## Source records
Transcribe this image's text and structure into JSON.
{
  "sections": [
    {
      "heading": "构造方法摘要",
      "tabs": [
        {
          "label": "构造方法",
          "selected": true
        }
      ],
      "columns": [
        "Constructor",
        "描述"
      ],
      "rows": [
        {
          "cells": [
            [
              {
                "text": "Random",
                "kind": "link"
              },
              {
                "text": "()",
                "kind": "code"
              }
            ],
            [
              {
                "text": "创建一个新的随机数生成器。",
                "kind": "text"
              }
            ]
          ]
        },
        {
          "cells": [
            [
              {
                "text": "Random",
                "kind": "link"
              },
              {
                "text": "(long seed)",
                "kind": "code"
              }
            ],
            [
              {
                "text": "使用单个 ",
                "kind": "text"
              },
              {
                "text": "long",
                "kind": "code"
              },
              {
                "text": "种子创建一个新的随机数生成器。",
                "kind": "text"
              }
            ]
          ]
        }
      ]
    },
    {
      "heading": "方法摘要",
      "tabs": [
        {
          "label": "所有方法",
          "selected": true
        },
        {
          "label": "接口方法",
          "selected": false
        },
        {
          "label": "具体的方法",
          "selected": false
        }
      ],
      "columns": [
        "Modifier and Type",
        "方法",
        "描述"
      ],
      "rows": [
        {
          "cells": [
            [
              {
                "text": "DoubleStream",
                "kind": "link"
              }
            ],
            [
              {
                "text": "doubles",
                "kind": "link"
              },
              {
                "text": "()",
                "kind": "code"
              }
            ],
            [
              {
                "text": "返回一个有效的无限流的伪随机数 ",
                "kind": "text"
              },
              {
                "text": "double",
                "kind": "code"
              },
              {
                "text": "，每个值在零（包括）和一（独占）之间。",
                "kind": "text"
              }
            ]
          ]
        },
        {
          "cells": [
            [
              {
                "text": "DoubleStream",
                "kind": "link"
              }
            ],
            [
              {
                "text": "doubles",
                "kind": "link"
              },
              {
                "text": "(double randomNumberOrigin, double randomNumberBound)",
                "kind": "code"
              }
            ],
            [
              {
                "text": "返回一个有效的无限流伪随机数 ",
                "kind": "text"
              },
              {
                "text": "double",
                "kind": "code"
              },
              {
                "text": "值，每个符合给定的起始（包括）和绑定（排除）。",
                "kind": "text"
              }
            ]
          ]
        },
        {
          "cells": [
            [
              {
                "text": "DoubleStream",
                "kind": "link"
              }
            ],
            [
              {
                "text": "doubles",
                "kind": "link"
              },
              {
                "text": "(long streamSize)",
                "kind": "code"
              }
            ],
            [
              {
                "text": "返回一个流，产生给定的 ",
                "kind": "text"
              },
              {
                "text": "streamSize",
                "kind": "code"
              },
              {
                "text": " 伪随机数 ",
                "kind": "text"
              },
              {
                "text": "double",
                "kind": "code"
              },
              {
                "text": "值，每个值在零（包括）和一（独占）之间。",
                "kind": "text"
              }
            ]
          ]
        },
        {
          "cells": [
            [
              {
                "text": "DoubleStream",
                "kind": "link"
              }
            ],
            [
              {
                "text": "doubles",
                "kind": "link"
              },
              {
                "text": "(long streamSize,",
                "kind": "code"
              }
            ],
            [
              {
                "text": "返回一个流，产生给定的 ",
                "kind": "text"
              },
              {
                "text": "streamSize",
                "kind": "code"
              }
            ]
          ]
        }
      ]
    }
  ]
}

## Set problem
Copy out each line exactly as written.

## Written solution
Transcribe this image's text and structure into JSON.
{
  "sections": [
    {
      "heading": "构造方法摘要",
      "tabs": [
        {
          "label": "构造方法",
          "selected": true
        }
      ],
      "columns": [
        "Constructor",
        "描述"
      ],
      "rows": [
        {
          "cells": [
            [
              {
                "text": "Random",
                "kind": "link"
              },
              {
                "text": "()",
                "kind": "code"
              }
            ],
            [
              {
                "text": "创建一个新的随机数生成器。",
                "kind": "text"
              }
            ]
          ]
        },
        {
          "cells": [
            [
              {
                "text": "Random",
                "kind": "link"
              },
              {
                "text": "(long seed)",
                "kind": "code"
              }
            ],
            [
              {
                "text": "使用单个 ",
                "kind": "text"
              },
              {
                "text": "long",
                "kind": "code"
              },
              {
                "text": "种子创建一个新的随机数生成器。",
                "kind": "text"
              }
            ]
          ]
        }
      ]
    },
    {
      "heading": "方法摘要",
      "tabs": [
        {
          "label": "所有方法",
          "selected": true
        },
        {
          "label": "接口方法",
          "selected": false
        },
        {
          "label": "具体的方法",
          "selected": false
        }
      ],
      "columns": [
        "Modifier and Type",
        "方法",
        "描述"
      ],
      "rows": [
        {
          "cells": [
            [
              {
                "text": "DoubleStream",
                "kind": "link"
              }
            ],
            [
              {
                "text": "doubles",
                "kind": "link"
              },
              {
                "text": "()",
                "kind": "code"
              }
            ],
            [
              {
                "text": "返回一个有效的无限流的伪随机数 ",
                "kind": "text"
              },
              {
                "text": "double",
                "kind": "code"
              },
              {
                "text": "，每个值在零（包括）和一（独占）之间。",
                "kind": "text"
              }
            ]
          ]
        },
        {
          "cells": [
            [
              {
                "text": "DoubleStream",
                "kind": "link"
              }
            ],
            [
              {
                "text": "doubles",
                "kind": "link"
              },
              {
                "text": "(double randomNumberOrigin, double randomNumberBound)",
                "kind": "code"
              }
            ],
            [
              {
                "text": "返回一个有效的无限流伪随机数 ",
                "kind": "text"
              },
              {
                "text": "double",
                "kind": "code"
              },
              {
                "text": "值，每个符合给定的起始（包括）和绑定（排除）。",
                "kind": "text"
              }
            ]
          ]
        },
        {
          "cells": [
            [
              {
                "text": "DoubleStream",
                "kind": "link"
              }
            ],
            [
              {
                "text": "doubles",
                "kind": "link"
              },
              {
                "text": "(long streamSize)",
                "kind": "code"
              }
            ],
            [
              {
                "text": "返回一个流，产生给定的 ",
                "kind": "text"
              },
              {
                "text": "streamSize",
                "kind": "code"
              },
              {
                "text": " 伪随机数 ",
                "kind": "text"
              },
              {
                "text": "double",
                "kind": "code"
              },
              {
                "text": "值，每个值在零（包括）和一（独占）之间。",
                "kind": "text"
              }
            ]
          ]
        },
        {
          "cells": [
            [
              {
                "text": "DoubleStream",
                "kind": "link"
              }
            ],
            [
              {
                "text": "doubles",
                "kind": "link"
              },
              {
                "text": "(long streamSize,",
                "kind": "code"
              }
            ],
            [
              {
                "text": "返回一个流，产生给定的 ",
                "kind": "text"
              },
              {
                "text": "streamSize",
                "kind": "code"
              }
            ]
          ]
        }
      ]
    }
  ]
}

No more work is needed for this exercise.